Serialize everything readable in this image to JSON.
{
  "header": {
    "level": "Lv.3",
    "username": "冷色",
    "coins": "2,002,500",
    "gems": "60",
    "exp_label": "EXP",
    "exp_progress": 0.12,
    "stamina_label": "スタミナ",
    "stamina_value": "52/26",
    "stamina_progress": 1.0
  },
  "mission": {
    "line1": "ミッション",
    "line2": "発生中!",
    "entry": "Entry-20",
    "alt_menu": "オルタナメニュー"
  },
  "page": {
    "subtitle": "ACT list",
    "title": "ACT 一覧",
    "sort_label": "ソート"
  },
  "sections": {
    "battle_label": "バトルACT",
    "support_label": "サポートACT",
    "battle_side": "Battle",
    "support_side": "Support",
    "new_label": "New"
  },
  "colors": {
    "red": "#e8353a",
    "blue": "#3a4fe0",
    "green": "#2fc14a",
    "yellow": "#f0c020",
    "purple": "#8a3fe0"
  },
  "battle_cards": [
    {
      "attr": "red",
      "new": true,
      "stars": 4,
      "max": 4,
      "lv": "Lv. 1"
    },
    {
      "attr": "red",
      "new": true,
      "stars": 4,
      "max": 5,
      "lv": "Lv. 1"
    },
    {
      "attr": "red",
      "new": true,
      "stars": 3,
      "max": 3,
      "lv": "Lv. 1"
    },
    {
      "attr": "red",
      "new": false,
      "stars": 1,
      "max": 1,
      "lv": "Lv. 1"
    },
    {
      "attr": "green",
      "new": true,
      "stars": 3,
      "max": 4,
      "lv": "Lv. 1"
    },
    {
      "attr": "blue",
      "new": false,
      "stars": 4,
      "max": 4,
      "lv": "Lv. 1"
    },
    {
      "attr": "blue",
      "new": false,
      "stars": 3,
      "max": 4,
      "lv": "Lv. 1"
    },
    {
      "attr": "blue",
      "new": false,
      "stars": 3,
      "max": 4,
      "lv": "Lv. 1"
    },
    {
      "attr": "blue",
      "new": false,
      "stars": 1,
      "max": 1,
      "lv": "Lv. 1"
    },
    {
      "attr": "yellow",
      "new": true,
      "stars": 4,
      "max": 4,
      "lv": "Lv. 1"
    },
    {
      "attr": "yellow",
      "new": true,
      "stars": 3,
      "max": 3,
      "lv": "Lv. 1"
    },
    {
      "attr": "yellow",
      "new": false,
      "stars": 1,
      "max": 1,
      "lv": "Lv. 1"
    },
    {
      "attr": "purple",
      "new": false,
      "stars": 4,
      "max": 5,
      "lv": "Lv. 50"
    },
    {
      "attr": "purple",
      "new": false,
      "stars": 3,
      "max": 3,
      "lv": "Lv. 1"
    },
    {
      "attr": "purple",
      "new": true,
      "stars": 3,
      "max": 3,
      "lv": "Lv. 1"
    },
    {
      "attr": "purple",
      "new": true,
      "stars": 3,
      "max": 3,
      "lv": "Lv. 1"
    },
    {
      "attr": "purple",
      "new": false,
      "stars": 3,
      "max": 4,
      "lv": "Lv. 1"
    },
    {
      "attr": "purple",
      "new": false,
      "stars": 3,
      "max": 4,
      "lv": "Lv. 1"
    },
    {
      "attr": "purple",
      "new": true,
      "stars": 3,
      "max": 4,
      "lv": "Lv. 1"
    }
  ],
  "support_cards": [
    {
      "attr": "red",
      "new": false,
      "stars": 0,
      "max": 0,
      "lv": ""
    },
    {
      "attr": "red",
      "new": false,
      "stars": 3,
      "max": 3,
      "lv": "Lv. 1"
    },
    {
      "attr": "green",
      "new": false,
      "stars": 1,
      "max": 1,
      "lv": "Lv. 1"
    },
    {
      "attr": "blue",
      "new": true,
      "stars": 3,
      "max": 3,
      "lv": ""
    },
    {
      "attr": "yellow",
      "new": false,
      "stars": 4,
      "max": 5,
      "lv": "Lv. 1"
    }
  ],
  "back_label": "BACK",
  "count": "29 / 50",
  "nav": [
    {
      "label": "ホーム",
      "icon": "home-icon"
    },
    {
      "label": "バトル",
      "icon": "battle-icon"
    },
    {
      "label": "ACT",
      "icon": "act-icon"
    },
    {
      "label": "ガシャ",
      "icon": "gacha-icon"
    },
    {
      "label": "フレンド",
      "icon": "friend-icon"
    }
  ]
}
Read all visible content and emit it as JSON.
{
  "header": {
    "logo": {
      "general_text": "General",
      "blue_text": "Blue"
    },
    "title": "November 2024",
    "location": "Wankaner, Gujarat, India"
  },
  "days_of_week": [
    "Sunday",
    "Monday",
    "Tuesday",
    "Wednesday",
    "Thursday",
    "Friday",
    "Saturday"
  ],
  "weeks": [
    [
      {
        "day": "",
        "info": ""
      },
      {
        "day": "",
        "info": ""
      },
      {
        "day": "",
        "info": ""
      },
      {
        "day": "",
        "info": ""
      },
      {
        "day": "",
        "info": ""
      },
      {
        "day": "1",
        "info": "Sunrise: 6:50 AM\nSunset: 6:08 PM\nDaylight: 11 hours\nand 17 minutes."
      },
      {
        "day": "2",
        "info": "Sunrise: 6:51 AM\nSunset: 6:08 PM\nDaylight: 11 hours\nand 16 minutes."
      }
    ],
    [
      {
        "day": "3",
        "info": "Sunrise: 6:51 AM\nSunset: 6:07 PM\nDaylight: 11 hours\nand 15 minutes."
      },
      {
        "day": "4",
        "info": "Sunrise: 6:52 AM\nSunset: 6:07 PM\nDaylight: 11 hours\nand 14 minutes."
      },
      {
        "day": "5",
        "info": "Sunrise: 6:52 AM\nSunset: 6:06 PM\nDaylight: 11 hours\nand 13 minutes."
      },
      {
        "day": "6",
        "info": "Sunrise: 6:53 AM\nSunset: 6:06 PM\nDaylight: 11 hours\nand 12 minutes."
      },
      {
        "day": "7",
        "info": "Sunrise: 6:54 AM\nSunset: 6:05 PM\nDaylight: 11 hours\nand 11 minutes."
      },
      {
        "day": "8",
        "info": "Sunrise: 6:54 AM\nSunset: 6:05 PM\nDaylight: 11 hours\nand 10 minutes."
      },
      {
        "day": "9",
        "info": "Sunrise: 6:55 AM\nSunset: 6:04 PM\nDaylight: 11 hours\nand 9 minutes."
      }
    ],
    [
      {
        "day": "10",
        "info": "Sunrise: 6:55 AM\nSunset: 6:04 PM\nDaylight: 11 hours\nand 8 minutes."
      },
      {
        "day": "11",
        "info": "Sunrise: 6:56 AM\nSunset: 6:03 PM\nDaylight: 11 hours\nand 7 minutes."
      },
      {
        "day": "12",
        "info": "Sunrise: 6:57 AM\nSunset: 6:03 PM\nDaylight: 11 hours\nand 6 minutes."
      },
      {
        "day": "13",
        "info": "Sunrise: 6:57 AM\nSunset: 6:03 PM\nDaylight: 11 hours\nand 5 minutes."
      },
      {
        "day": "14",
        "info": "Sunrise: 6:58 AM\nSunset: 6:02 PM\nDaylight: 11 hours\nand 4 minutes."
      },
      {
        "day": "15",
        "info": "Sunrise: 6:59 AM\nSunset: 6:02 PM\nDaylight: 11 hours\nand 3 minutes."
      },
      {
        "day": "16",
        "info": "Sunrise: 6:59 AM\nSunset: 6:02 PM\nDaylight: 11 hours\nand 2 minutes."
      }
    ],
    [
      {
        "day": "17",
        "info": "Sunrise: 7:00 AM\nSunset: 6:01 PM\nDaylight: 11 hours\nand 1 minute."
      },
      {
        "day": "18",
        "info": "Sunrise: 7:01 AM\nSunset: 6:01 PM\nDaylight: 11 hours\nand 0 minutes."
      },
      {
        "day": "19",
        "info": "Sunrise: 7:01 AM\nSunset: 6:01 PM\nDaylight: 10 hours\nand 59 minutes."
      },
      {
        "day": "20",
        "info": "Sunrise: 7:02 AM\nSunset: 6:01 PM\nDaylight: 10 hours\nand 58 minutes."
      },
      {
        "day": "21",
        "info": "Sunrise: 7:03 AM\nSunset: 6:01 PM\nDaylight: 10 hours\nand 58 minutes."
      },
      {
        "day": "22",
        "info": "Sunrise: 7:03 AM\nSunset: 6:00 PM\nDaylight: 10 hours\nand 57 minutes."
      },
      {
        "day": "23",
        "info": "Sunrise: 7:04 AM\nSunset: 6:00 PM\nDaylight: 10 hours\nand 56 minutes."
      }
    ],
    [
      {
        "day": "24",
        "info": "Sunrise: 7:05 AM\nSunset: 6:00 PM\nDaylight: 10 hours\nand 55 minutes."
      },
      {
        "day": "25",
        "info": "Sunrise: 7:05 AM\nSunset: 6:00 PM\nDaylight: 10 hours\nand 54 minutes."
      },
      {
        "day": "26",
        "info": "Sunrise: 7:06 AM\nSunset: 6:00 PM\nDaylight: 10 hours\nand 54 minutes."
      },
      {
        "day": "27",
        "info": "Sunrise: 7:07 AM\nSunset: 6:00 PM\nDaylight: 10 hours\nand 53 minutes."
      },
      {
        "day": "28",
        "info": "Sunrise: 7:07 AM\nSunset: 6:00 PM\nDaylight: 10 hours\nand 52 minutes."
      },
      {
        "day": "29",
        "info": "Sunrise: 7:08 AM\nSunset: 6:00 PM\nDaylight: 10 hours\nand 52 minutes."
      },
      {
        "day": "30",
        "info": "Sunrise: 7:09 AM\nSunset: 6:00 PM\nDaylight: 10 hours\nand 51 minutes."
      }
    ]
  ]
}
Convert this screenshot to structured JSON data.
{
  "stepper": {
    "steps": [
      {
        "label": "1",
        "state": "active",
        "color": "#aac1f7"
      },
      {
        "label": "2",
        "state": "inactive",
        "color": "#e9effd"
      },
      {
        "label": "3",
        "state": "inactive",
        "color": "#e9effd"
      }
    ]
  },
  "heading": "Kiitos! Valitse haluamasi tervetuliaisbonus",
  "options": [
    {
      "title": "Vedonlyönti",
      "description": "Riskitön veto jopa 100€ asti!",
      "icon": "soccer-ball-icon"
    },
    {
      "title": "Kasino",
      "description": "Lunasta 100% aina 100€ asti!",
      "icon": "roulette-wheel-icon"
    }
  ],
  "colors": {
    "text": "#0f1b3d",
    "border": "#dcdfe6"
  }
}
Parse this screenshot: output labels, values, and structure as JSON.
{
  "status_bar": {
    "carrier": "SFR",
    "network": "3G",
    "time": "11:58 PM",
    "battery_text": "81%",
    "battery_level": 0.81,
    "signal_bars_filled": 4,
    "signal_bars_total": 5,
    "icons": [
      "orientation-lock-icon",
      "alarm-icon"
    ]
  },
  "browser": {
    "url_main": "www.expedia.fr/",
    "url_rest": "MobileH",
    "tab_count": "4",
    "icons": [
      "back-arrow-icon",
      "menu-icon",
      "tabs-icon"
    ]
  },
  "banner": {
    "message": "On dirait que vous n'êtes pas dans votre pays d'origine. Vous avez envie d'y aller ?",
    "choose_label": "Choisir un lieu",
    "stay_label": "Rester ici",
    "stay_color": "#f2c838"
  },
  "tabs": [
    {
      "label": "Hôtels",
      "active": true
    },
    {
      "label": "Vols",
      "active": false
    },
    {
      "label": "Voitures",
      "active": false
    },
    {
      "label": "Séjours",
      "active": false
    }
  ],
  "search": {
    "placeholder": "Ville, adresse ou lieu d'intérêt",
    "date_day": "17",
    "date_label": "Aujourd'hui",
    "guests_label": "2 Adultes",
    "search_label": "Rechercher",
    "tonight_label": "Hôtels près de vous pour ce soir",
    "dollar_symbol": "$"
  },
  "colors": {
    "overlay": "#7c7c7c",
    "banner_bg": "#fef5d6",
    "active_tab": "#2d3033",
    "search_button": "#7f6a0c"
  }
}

:::::

Written task →
Provide the number of lines containing the string "this", with no other output.

Final answer →
3